[Records from a collection of figures]
━━━━━━━━━━
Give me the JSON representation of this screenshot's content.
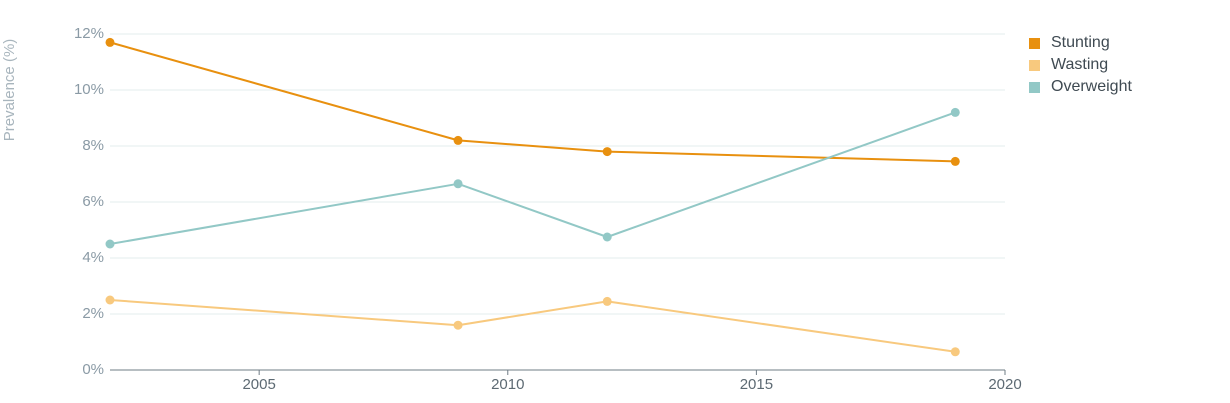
{
  "chart_data": {
    "type": "line",
    "xlabel": "",
    "ylabel": "Prevalence (%)",
    "xlim": [
      2002,
      2020
    ],
    "ylim": [
      0,
      12
    ],
    "x_ticks": [
      "2005",
      "2010",
      "2015",
      "2020"
    ],
    "y_ticks": [
      "0%",
      "2%",
      "4%",
      "6%",
      "8%",
      "10%",
      "12%"
    ],
    "grid": "horizontal",
    "legend_position": "right",
    "series": [
      {
        "name": "Stunting",
        "color": "#e8900f",
        "x": [
          2002,
          2009,
          2012,
          2019
        ],
        "values": [
          11.7,
          8.2,
          7.8,
          7.45
        ]
      },
      {
        "name": "Wasting",
        "color": "#f8c97e",
        "x": [
          2002,
          2009,
          2012,
          2019
        ],
        "values": [
          2.5,
          1.6,
          2.45,
          0.65
        ]
      },
      {
        "name": "Overweight",
        "color": "#92c8c6",
        "x": [
          2002,
          2009,
          2012,
          2019
        ],
        "values": [
          4.5,
          6.65,
          4.75,
          9.2
        ]
      }
    ]
  }
}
━━━━━━━━━━
YOUR INSTRUCTIONS: Count the lines in the records above that contain the word "color", and give only the number.

THE COMPLETED TASK: 3